Print the data that follows exactly.

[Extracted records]
--------------------

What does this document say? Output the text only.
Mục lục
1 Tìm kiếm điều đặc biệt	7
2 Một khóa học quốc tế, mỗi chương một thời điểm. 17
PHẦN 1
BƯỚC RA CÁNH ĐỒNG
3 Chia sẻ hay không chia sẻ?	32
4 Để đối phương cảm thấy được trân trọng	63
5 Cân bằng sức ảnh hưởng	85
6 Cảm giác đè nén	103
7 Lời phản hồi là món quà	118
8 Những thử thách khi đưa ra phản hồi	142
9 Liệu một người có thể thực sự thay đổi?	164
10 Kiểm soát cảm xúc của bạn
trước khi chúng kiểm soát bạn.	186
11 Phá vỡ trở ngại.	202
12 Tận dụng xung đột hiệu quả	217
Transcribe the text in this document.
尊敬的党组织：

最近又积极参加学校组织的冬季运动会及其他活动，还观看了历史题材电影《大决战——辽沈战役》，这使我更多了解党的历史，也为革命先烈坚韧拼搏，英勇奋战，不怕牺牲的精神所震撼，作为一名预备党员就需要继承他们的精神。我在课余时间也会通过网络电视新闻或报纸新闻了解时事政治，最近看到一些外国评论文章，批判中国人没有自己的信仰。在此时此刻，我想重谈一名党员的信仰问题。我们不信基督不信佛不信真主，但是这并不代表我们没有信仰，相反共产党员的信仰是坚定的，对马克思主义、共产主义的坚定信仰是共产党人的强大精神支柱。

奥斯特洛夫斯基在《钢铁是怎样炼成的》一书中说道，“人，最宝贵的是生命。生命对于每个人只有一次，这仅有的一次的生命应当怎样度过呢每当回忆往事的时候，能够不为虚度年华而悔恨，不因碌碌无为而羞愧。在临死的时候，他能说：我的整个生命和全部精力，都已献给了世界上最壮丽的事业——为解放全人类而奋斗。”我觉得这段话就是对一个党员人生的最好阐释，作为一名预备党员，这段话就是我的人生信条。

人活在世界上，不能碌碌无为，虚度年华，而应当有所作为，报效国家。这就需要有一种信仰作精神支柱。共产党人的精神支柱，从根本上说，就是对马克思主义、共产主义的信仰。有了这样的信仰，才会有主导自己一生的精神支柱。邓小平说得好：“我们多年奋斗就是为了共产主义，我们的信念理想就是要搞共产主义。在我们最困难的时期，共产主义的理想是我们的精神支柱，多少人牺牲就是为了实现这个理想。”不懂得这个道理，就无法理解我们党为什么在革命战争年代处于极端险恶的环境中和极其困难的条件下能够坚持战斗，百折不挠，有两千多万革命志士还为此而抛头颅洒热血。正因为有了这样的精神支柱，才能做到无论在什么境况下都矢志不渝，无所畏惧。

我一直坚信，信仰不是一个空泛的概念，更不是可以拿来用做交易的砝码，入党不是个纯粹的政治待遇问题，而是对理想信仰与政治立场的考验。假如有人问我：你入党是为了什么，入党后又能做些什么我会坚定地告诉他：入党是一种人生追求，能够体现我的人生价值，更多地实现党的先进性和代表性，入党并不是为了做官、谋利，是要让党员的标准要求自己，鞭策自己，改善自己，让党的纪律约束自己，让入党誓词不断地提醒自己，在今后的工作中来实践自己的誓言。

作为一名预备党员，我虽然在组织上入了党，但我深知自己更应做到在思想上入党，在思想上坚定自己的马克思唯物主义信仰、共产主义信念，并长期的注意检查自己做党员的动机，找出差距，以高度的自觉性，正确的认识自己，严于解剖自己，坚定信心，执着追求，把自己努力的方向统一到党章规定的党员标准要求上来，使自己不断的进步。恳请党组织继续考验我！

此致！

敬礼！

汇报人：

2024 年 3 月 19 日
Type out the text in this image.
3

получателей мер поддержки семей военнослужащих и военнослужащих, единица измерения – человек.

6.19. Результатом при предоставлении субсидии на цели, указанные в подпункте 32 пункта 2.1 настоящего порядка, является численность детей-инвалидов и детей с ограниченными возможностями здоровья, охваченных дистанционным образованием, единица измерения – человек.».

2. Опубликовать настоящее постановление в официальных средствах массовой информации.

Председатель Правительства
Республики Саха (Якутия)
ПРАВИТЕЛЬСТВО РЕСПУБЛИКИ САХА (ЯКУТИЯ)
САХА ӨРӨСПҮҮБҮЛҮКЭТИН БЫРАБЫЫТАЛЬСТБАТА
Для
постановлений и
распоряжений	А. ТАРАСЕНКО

--------------------

WRITTEN SOLUTION ::
What does this document say? Output the text only.
Mục lục
1 Tìm kiếm điều đặc biệt	7
2 Một khóa học quốc tế, mỗi chương một thời điểm. 17
PHẦN 1
BƯỚC RA CÁNH ĐỒNG
3 Chia sẻ hay không chia sẻ?	32
4 Để đối phương cảm thấy được trân trọng	63
5 Cân bằng sức ảnh hưởng	85
6 Cảm giác đè nén	103
7 Lời phản hồi là món quà	118
8 Những thử thách khi đưa ra phản hồi	142
9 Liệu một người có thể thực sự thay đổi?	164
10 Kiểm soát cảm xúc của bạn
trước khi chúng kiểm soát bạn.	186
11 Phá vỡ trở ngại.	202
12 Tận dụng xung đột hiệu quả	217
Transcribe the text in this document.
尊敬的党组织：

最近又积极参加学校组织的冬季运动会及其他活动，还观看了历史题材电影《大决战——辽沈战役》，这使我更多了解党的历史，也为革命先烈坚韧拼搏，英勇奋战，不怕牺牲的精神所震撼，作为一名预备党员就需要继承他们的精神。我在课余时间也会通过网络电视新闻或报纸新闻了解时事政治，最近看到一些外国评论文章，批判中国人没有自己的信仰。在此时此刻，我想重谈一名党员的信仰问题。我们不信基督不信佛不信真主，但是这并不代表我们没有信仰，相反共产党员的信仰是坚定的，对马克思主义、共产主义的坚定信仰是共产党人的强大精神支柱。

奥斯特洛夫斯基在《钢铁是怎样炼成的》一书中说道，“人，最宝贵的是生命。生命对于每个人只有一次，这仅有的一次的生命应当怎样度过呢每当回忆往事的时候，能够不为虚度年华而悔恨，不因碌碌无为而羞愧。在临死的时候，他能说：我的整个生命和全部精力，都已献给了世界上最壮丽的事业——为解放全人类而奋斗。”我觉得这段话就是对一个党员人生的最好阐释，作为一名预备党员，这段话就是我的人生信条。

人活在世界上，不能碌碌无为，虚度年华，而应当有所作为，报效国家。这就需要有一种信仰作精神支柱。共产党人的精神支柱，从根本上说，就是对马克思主义、共产主义的信仰。有了这样的信仰，才会有主导自己一生的精神支柱。邓小平说得好：“我们多年奋斗就是为了共产主义，我们的信念理想就是要搞共产主义。在我们最困难的时期，共产主义的理想是我们的精神支柱，多少人牺牲就是为了实现这个理想。”不懂得这个道理，就无法理解我们党为什么在革命战争年代处于极端险恶的环境中和极其困难的条件下能够坚持战斗，百折不挠，有两千多万革命志士还为此而抛头颅洒热血。正因为有了这样的精神支柱，才能做到无论在什么境况下都矢志不渝，无所畏惧。

我一直坚信，信仰不是一个空泛的概念，更不是可以拿来用做交易的砝码，入党不是个纯粹的政治待遇问题，而是对理想信仰与政治立场的考验。假如有人问我：你入党是为了什么，入党后又能做些什么我会坚定地告诉他：入党是一种人生追求，能够体现我的人生价值，更多地实现党的先进性和代表性，入党并不是为了做官、谋利，是要让党员的标准要求自己，鞭策自己，改善自己，让党的纪律约束自己，让入党誓词不断地提醒自己，在今后的工作中来实践自己的誓言。

作为一名预备党员，我虽然在组织上入了党，但我深知自己更应做到在思想上入党，在思想上坚定自己的马克思唯物主义信仰、共产主义信念，并长期的注意检查自己做党员的动机，找出差距，以高度的自觉性，正确的认识自己，严于解剖自己，坚定信心，执着追求，把自己努力的方向统一到党章规定的党员标准要求上来，使自己不断的进步。恳请党组织继续考验我！

此致！

敬礼！

汇报人：

2024 年 3 月 19 日
Type out the text in this image.
3

получателей мер поддержки семей военнослужащих и военнослужащих, единица измерения – человек.

6.19. Результатом при предоставлении субсидии на цели, указанные в подпункте 32 пункта 2.1 настоящего порядка, является численность детей-инвалидов и детей с ограниченными возможностями здоровья, охваченных дистанционным образованием, единица измерения – человек.».

2. Опубликовать настоящее постановление в официальных средствах массовой информации.

Председатель Правительства
Республики Саха (Якутия)
ПРАВИТЕЛЬСТВО РЕСПУБЛИКИ САХА (ЯКУТИЯ)
САХА ӨРӨСПҮҮБҮЛҮКЭТИН БЫРАБЫЫТАЛЬСТБАТА
Для
постановлений и
распоряжений	А. ТАРАСЕНКО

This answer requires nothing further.